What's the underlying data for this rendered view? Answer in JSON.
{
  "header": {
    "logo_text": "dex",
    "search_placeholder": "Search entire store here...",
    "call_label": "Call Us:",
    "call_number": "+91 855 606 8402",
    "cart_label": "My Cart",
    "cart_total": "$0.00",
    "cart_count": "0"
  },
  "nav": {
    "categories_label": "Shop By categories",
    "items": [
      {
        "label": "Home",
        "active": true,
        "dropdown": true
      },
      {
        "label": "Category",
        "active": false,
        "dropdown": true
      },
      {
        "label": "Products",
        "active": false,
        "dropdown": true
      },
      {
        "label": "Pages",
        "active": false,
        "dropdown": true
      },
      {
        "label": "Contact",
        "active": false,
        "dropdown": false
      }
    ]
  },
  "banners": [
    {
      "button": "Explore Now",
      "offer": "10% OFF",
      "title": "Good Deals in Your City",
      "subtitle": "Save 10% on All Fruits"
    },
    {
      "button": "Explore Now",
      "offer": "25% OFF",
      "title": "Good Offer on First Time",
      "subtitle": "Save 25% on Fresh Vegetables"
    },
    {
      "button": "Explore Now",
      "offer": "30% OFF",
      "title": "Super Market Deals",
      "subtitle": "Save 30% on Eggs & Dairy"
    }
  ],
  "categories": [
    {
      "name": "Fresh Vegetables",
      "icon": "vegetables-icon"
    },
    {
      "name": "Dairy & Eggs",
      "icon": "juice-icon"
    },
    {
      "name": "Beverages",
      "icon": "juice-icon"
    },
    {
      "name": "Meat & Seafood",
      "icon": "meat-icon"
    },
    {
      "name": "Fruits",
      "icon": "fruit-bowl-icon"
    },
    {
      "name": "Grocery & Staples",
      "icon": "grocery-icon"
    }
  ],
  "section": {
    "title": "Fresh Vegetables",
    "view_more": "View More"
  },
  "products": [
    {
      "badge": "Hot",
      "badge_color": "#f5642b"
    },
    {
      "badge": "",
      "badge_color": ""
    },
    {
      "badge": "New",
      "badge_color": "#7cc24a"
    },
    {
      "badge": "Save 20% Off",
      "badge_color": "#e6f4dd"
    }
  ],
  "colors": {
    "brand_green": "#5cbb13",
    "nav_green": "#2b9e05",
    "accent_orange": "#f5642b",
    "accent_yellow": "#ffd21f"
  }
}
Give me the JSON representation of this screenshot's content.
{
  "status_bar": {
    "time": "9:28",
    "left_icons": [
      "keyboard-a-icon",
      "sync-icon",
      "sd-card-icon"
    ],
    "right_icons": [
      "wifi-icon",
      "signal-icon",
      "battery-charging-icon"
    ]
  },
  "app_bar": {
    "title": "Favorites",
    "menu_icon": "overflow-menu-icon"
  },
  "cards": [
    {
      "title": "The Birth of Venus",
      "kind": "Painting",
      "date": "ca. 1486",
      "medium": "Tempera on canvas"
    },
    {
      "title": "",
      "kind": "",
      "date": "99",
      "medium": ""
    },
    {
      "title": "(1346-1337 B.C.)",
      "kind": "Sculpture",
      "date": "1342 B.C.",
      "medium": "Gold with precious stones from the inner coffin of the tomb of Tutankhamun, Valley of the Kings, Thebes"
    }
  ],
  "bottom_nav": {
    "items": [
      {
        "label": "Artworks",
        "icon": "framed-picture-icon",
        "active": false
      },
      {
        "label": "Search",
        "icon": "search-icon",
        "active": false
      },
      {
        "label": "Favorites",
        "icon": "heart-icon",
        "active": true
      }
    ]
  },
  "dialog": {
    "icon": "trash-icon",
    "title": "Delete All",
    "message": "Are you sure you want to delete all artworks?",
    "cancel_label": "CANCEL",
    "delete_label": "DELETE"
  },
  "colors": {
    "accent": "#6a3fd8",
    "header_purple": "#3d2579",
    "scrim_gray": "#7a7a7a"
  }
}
+ + + +
### What you will do
In the records above, collect each line with "Fruits".

### Full response
      "subtitle": "Save 10% on All Fruits"
      "name": "Fruits",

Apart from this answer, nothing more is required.